_Exercise prompt_. Search the data below for "благосклонный"; list each line that holds it.

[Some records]
******************************

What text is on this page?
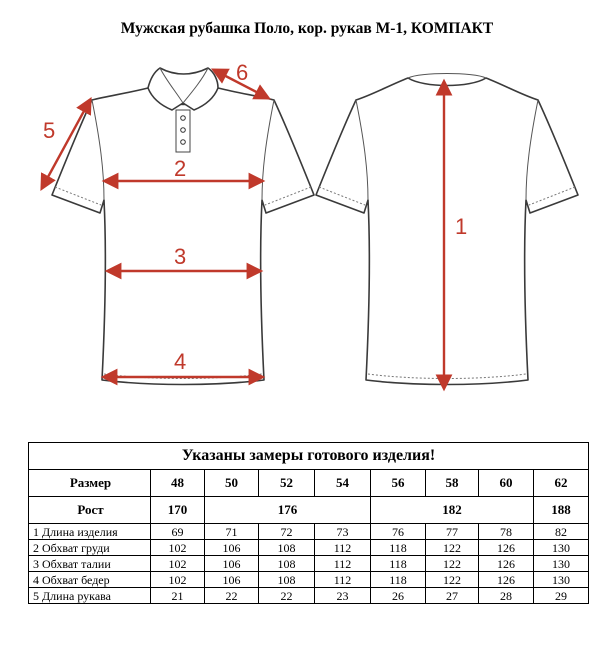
Мужская рубашка Поло, кор. рукав М-1, КОМПАКТ
1
2
3
4
5
6
Указаны замеры готового изделия!								
Размер	48	50	52	54	56	58	60	62
Рост	170	176			182			188
1 Длина изделия	69	71	72	73	76	77	78	82
2 Обхват груди	102	106	108	112	118	122	126	130
3 Обхват талии	102	106	108	112	118	122	126	130
4 Обхват бедер	102	106	108	112	118	122	126	130
5 Длина рукава	21	22	22	23	26	27	28	29
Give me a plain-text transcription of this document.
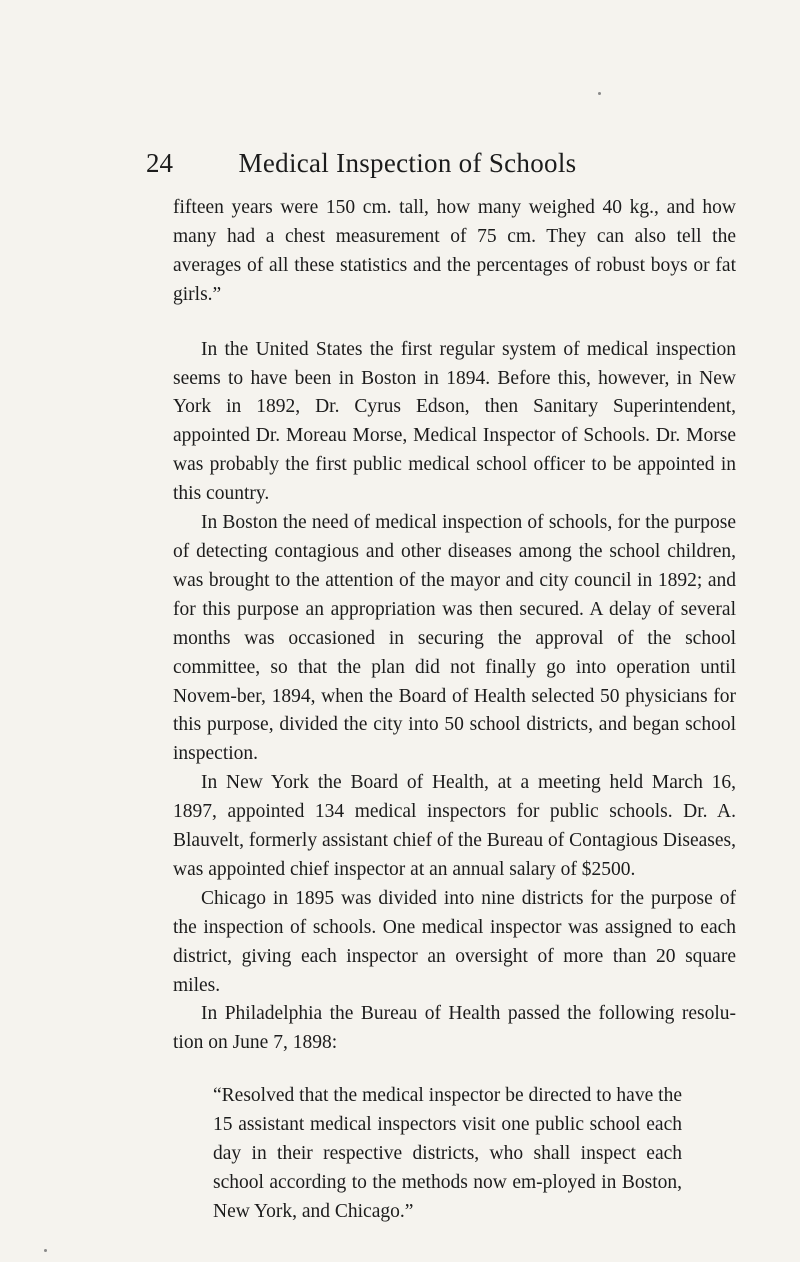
24	Medical Inspection of Schools

fifteen years were 150 cm. tall, how many weighed 40 kg., and how many had a chest measurement of 75 cm. They can also tell the averages of all these statistics and the percentages of robust boys or fat girls.”

In the United States the first regular system of medical inspection seems to have been in Boston in 1894. Before this, however, in New York in 1892, Dr. Cyrus Edson, then Sanitary Superintendent, appointed Dr. Moreau Morse, Medical Inspector of Schools. Dr. Morse was probably the first public medical school officer to be appointed in this country.

In Boston the need of medical inspection of schools, for the purpose of detecting contagious and other diseases among the school children, was brought to the attention of the mayor and city council in 1892; and for this purpose an appropriation was then secured. A delay of several months was occasioned in securing the approval of the school committee, so that the plan did not finally go into operation until Novem-ber, 1894, when the Board of Health selected 50 physicians for this purpose, divided the city into 50 school districts, and began school inspection.

In New York the Board of Health, at a meeting held March 16, 1897, appointed 134 medical inspectors for public schools. Dr. A. Blauvelt, formerly assistant chief of the Bureau of Contagious Diseases, was appointed chief inspector at an annual salary of $2500.

Chicago in 1895 was divided into nine districts for the purpose of the inspection of schools. One medical inspector was assigned to each district, giving each inspector an oversight of more than 20 square miles.

In Philadelphia the Bureau of Health passed the following resolu-tion on June 7, 1898:

“Resolved that the medical inspector be directed to have the 15 assistant medical inspectors visit one public school each day in their respective districts, who shall inspect each school according to the methods now em-ployed in Boston, New York, and Chicago.”
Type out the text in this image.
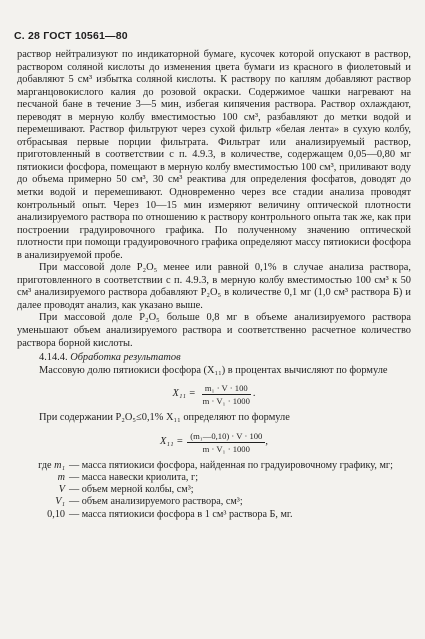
С. 28 ГОСТ 10561—80

раствор нейтрализуют по индикаторной бумаге, кусочек которой опускают в раствор, раствором соляной кислоты до изменения цвета бумаги из красного в фиолетовый и добавляют 5 см³ избытка соляной кислоты. К раствору по каплям добавляют раствор марганцовокислого калия до розовой окраски. Содержимое чашки нагревают на песчаной бане в течение 3—5 мин, избегая кипячения раствора. Раствор охлаждают, переводят в мерную колбу вместимостью 100 см³, разбавляют до метки водой и перемешивают. Раствор фильтруют через сухой фильтр «белая лента» в сухую колбу, отбрасывая первые порции фильтрата. Фильтрат или анализируемый раствор, приготовленный в соответствии с п. 4.9.3, в количестве, содержащем 0,05—0,80 мг пятиокиси фосфора, помещают в мерную колбу вместимостью 100 см³, приливают воду до объема примерно 50 см³, 30 см³ реактива для определения фосфатов, доводят до метки водой и перемешивают. Одновременно через все стадии анализа проводят контрольный опыт. Через 10—15 мин измеряют величину оптической плотности анализируемого раствора по отношению к раствору контрольного опыта так же, как при построении градуировочного графика. По полученному значению оптической плотности при помощи градуировочного графика определяют массу пятиокиси фосфора в анализируемой пробе.

При массовой доле P₂O₅ менее или равной 0,1% в случае анализа раствора, приготовленного в соответствии с п. 4.9.3, в мерную колбу вместимостью 100 см³ к 50 см³ анализируемого раствора добавляют P₂O₅ в количестве 0,1 мг (1,0 см³ раствора Б) и далее проводят анализ, как указано выше.

При массовой доле P₂O₅ больше 0,8 мг в объеме анализируемого раствора уменьшают объем анализируемого раствора и соответственно расчетное количество раствора борной кислоты.

4.14.4. Обработка результатов

Массовую долю пятиокиси фосфора (X₁₁) в процентах вычисляют по формуле

$X_{11} = \frac{\text{m₁ · V · 100}}{\text{m · V₁ · 1000}}$ .

При содержании P₂O₅≤0,1% X₁₁ определяют по формуле

$X_{11} = \frac{\text{(m₁—0,10) · V · 100}}{\text{m · V₁ · 1000}}$ ,
где m₁ — масса пятиокиси фосфора, найденная по градуировочному графику, мг;
m — масса навески криолита, г;
V — объем мерной колбы, см³;
V₁ — объем анализируемого раствора, см³;
0,10 — масса пятиокиси фосфора в 1 см³ раствора Б, мг.
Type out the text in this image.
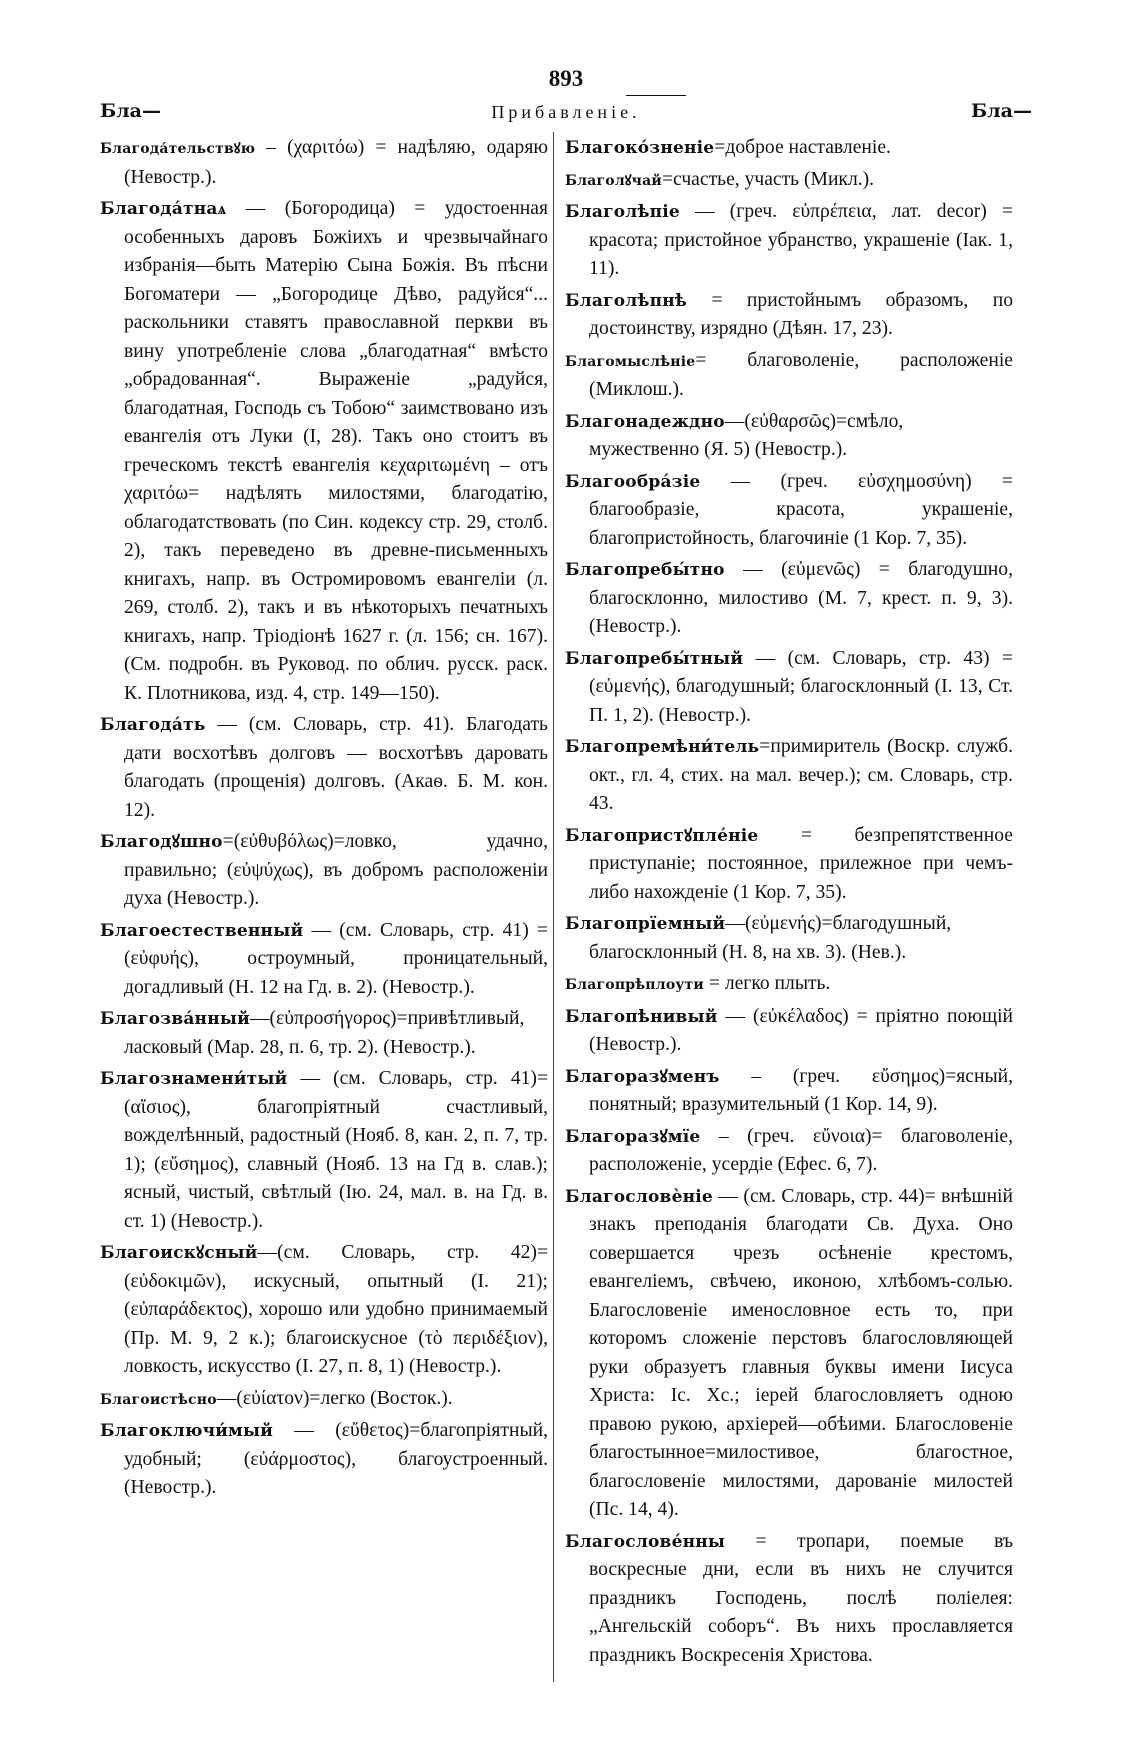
893
Бла—	Прибавленіе.	Бла—

Благода́тельствꙋю – (χαριτόω) = надѣляю, одаряю (Невостр.).

Благода́тнаѧ — (Богородица) = удостоенная особенныхъ даровъ Божіихъ и чрезвычайнаго избранія—быть Матерію Сына Божія. Въ пѣсни Богоматери — „Богородице Дѣво, радуйся“... раскольники ставятъ православной перкви въ вину употребленіе слова „благодатная“ вмѣсто „обрадованная“. Выраженіе „радуйся, благодатная, Господь съ Тобою“ заимствовано изъ евангелія отъ Луки (I, 28). Такъ оно стоитъ въ греческомъ текстѣ евангелія κεχαριτωμένη – отъ χαριτόω= надѣлять милостями, благодатію, облагодатствовать (по Син. кодексу стр. 29, столб. 2), такъ переведено въ древне-письменныхъ книгахъ, напр. въ Остромировомъ евангеліи (л. 269, столб. 2), такъ и въ нѣкоторыхъ печатныхъ книгахъ, напр. Тріодіонѣ 1627 г. (л. 156; сн. 167). (См. подробн. въ Руковод. по облич. русск. раск. К. Плотникова, изд. 4, стр. 149—150).

Благода́ть — (см. Словарь, стр. 41). Благодать дати восхотѣвъ долговъ — восхотѣвъ даровать благодать (прощенія) долговъ. (Акаѳ. Б. М. кон. 12).

Благодꙋшно=(εὐθυβόλως)=ловко, удачно, правильно; (εὐψύχως), въ добромъ расположеніи духа (Невостр.).

Благоестественный — (см. Словарь, стр. 41) = (εὐφυής), остроумный, проницательный, догадливый (Н. 12 на Гд. в. 2). (Невостр.).

Благозва́нный—(εὐπροσήγορος)=привѣтливый, ласковый (Мар. 28, п. 6, тр. 2). (Невостр.).

Благознамени́тый — (см. Словарь, стр. 41)=(αἴσιος), благопріятный счастливый, вожделѣнный, радостный (Нояб. 8, кан. 2, п. 7, тр. 1); (εὔσημος), славный (Нояб. 13 на Гд в. слав.); ясный, чистый, свѣтлый (Ію. 24, мал. в. на Гд. в. ст. 1) (Невостр.).

Благоискꙋсный—(см. Словарь, стр. 42)= (εὐδοκιμῶν), искусный, опытный (I. 21); (εὐπαράδεκτος), хорошо или удобно принимаемый (Пр. М. 9, 2 к.); благоискусное (τὸ περιδέξιον), ловкость, искусство (I. 27, п. 8, 1) (Невостр.).

Благоистѣсно—(εὐίατον)=легко (Восток.).

Благоключи́мый — (εὔθετος)=благопріятный, удобный; (εὐάρμοστος), благоустроенный. (Невостр.).

Благоко́зненіе=доброе наставленіе.

Благолꙋчай=счастье, участь (Микл.).

Благолѣпіе — (греч. εὐπρέπεια, лат. decor) = красота; пристойное убранство, украшеніе (Іак. 1, 11).

Благолѣпнѣ = пристойнымъ образомъ, по достоинству, изрядно (Дѣян. 17, 23).

Благомыслѣніе= благоволеніе, расположеніе (Миклош.).

Благонадеждно—(εὐθαρσῶς)=смѣло, мужественно (Я. 5) (Невостр.).

Благообра́зіе — (греч. εὐσχημοσύνη) = благообразіе, красота, украшеніе, благопристойность, благочиніе (1 Кор. 7, 35).

Благопребы́тно — (εὐμενῶς) = благодушно, благосклонно, милостиво (М. 7, крест. п. 9, 3). (Невостр.).

Благопребы́тный — (см. Словарь, стр. 43) = (εὐμενής), благодушный; благосклонный (І. 13, Ст. П. 1, 2). (Невостр.).

Благопремѣни́тель=примиритель (Воскр. служб. окт., гл. 4, стих. на мал. вечер.); см. Словарь, стр. 43.

Благопристꙋпле́ніе = безпрепятственное приступаніе; постоянное, прилежное при чемъ-либо нахожденіе (1 Кор. 7, 35).

Благопрїемный—(εὐμενής)=благодушный, благосклонный (Н. 8, на хв. 3). (Нев.).

Благопрѣплоути = легко плыть.

Благопѣнивый — (εὐκέλαδος) = пріятно поющій (Невостр.).

Благоразꙋменъ – (греч. εὔσημος)=ясный, понятный; вразумительный (1 Кор. 14, 9).

Благоразꙋмїе – (греч. εὔνοια)= благоволеніе, расположеніе, усердіе (Ефес. 6, 7).

Благословѐніе — (см. Словарь, стр. 44)= внѣшній знакъ преподанія благодати Св. Духа. Оно совершается чрезъ осѣненіе крестомъ, евангеліемъ, свѣчею, иконою, хлѣбомъ-солью. Благословеніе именословное есть то, при которомъ сложеніе перстовъ благословляющей руки образуетъ главныя буквы имени Іисуса Христа: Іс. Хс.; іерей благословляетъ одною правою рукою, архіерей—обѣими. Благословеніе благостынное=милостивое, благостное, благословеніе милостями, дарованіе милостей (Пс. 14, 4).

Благослове́нны = тропари, поемые въ воскресные дни, если въ нихъ не случится праздникъ Господень, послѣ поліелея: „Ангельскій соборъ“. Въ нихъ прославляется праздникъ Воскресенія Христова.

******************************

_Response to this exercise_.
Благопребы́тный — (см. Словарь, стр. 43) = (εὐμενής), благодушный; благосклонный (І. 13, Ст. П. 1, 2). (Невостр.).
Благопрїемный—(εὐμενής)=благодушный, благосклонный (Н. 8, на хв. 3). (Нев.).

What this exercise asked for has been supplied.